▶ Assignment: Go through the records below and copy out every line that contains the word "Create".

Entries from a dataset of interfaces:
○ ○ ○ ○
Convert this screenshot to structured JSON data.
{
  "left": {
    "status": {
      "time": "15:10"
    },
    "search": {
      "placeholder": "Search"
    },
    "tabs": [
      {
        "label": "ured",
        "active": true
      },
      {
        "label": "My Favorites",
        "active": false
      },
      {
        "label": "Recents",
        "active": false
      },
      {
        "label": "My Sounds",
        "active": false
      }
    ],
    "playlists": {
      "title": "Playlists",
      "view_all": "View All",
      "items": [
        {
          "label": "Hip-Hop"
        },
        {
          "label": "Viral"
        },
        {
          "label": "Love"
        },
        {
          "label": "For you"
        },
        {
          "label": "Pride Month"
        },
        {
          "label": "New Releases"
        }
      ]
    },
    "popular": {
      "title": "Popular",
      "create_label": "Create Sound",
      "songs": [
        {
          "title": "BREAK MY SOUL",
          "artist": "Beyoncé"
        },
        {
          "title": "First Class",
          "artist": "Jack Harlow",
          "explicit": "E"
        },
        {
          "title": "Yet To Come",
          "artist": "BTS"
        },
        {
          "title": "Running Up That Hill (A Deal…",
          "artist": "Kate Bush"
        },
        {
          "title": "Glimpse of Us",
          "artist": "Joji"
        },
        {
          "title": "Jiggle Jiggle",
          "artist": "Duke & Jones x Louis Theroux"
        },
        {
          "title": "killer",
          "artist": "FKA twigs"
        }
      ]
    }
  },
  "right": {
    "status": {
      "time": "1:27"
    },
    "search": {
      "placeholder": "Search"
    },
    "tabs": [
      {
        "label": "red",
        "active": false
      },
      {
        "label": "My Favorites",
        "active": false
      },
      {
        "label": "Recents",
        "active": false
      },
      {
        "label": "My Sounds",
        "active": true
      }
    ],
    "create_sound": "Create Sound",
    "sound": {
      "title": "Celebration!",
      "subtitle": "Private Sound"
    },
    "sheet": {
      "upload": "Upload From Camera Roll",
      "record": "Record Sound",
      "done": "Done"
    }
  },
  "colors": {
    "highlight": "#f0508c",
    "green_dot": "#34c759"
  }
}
○ ○ ○ ○
▶ Answer to this exercise:
      "create_label": "Create Sound",
    "create_sound": "Create Sound",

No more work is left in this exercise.